Stored data:
★ ★ ★

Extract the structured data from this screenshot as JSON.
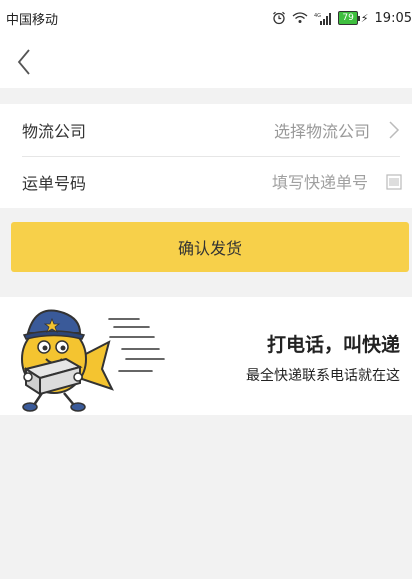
{
  "statusbar": {
    "carrier": "中国移动",
    "time": "19:05",
    "battery_level": "79"
  },
  "nav": {
    "back_icon": "chevron-left-icon"
  },
  "form": {
    "company_label": "物流公司",
    "company_value": "选择物流公司",
    "tracking_label": "运单号码",
    "tracking_placeholder": "填写快递单号"
  },
  "confirm_button": "确认发货",
  "banner": {
    "title": "打电话，叫快递",
    "subtitle": "最全快递联系电话就在这"
  },
  "colors": {
    "accent": "#f7d04a",
    "background": "#f2f2f2"
  }
}
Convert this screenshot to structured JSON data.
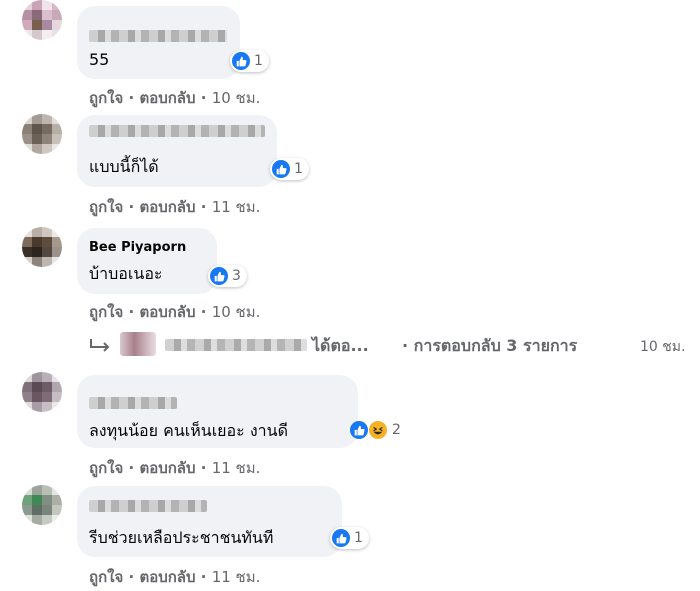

★ ★ ★

▸ **Task requirements**:
Print the records word for word and exclude any picture they hold.

▸ **Complete answer**:
Extract the structured data from this screenshot as JSON.
{
  "statusbar": {
    "carrier": "中国移动",
    "time": "19:05",
    "battery_level": "79"
  },
  "nav": {
    "back_icon": "chevron-left-icon"
  },
  "form": {
    "company_label": "物流公司",
    "company_value": "选择物流公司",
    "tracking_label": "运单号码",
    "tracking_placeholder": "填写快递单号"
  },
  "confirm_button": "确认发货",
  "banner": {
    "title": "打电话，叫快递",
    "subtitle": "最全快递联系电话就在这"
  },
  "colors": {
    "accent": "#f7d04a",
    "background": "#f2f2f2"
  }
}
Convert this screenshot to structured JSON data.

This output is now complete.